# Task prompt:
Return all the entries exactly, keeping pictures out.
--- Begin Extracted information ---
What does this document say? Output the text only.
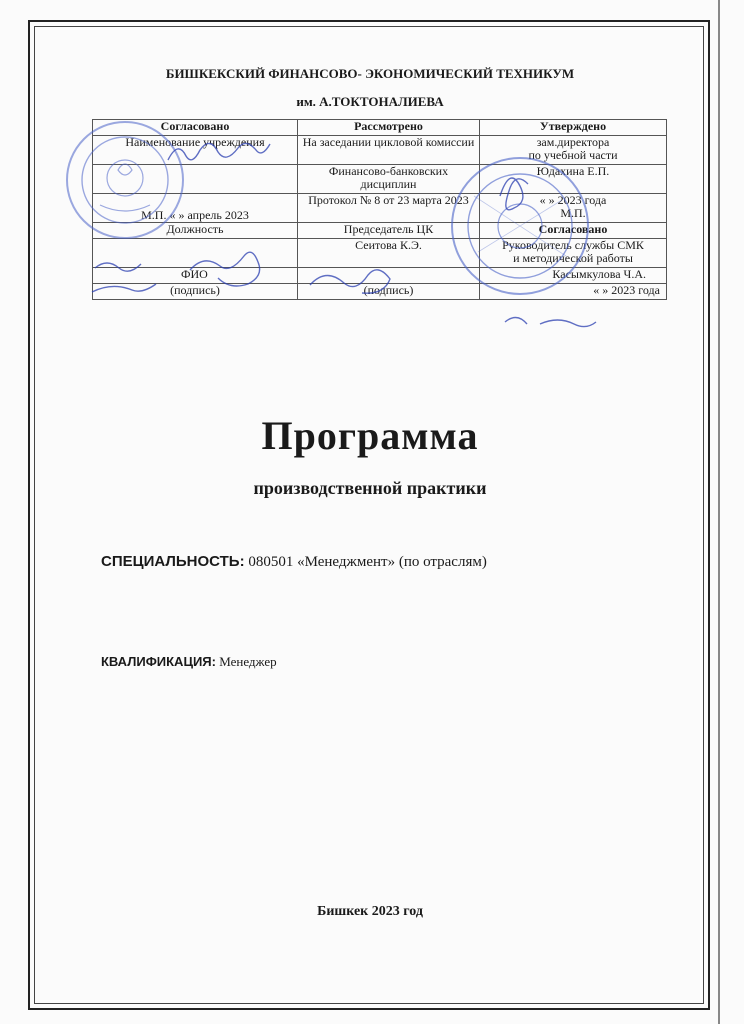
БИШКЕКСКИЙ ФИНАНСОВО- ЭКОНОМИЧЕСКИЙ ТЕХНИКУМ
им. А.ТОКТОНАЛИЕВА
Согласовано	Рассмотрено	Утверждено
Наименование учреждения	На заседании цикловой комиссии	зам.директора
по учебной части

	Финансово-банковских дисциплин	Юдахина Е.П.
М.П. « » апрель 2023	Протокол № 8 от 23 марта 2023	« » 2023 года
М.П.

Должность	Председатель ЦК	Согласовано
	Сеитова К.Э.	Руководитель службы СМК
и методической работы

ФИО		Касымкулова Ч.А.
(подпись)	(подпись)	« » 2023 года
Программа
производственной практики
СПЕЦИАЛЬНОСТЬ: 080501 «Менеджмент» (по отраслям)
КВАЛИФИКАЦИЯ: Менеджер
Бишкек 2023 год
--- End Extracted information ---
# Exercise answer:
What does this document say? Output the text only.
БИШКЕКСКИЙ ФИНАНСОВО- ЭКОНОМИЧЕСКИЙ ТЕХНИКУМ
им. А.ТОКТОНАЛИЕВА
Согласовано	Рассмотрено	Утверждено
Наименование учреждения	На заседании цикловой комиссии	зам.директора
по учебной части

	Финансово-банковских дисциплин	Юдахина Е.П.
М.П. « » апрель 2023	Протокол № 8 от 23 марта 2023	« » 2023 года
М.П.

Должность	Председатель ЦК	Согласовано
	Сеитова К.Э.	Руководитель службы СМК
и методической работы

ФИО		Касымкулова Ч.А.
(подпись)	(подпись)	« » 2023 года
Программа
производственной практики
СПЕЦИАЛЬНОСТЬ: 080501 «Менеджмент» (по отраслям)
КВАЛИФИКАЦИЯ: Менеджер
Бишкек 2023 год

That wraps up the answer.